◆ **What the task requires**: Repeat every line below exactly, word for word.

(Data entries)
--------------------------------

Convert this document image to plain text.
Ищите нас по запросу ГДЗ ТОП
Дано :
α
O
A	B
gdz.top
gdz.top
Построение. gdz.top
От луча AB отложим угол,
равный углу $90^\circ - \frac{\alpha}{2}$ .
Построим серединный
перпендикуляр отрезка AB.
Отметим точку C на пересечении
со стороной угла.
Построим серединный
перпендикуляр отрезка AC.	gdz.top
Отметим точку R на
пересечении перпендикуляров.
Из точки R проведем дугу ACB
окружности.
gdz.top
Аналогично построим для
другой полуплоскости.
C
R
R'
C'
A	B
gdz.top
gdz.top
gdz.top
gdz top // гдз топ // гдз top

--------------------------------

◆ **Worked solution**:
Convert this document image to plain text.
Ищите нас по запросу ГДЗ ТОП
Дано :
α
O
A	B
gdz.top
gdz.top
Построение. gdz.top
От луча AB отложим угол,
равный углу $90^\circ - \frac{\alpha}{2}$ .
Построим серединный
перпендикуляр отрезка AB.
Отметим точку C на пересечении
со стороной угла.
Построим серединный
перпендикуляр отрезка AC.	gdz.top
Отметим точку R на
пересечении перпендикуляров.
Из точки R проведем дугу ACB
окружности.
gdz.top
Аналогично построим для
другой полуплоскости.
C
R
R'
C'
A	B
gdz.top
gdz.top
gdz.top
gdz top // гдз топ // гдз top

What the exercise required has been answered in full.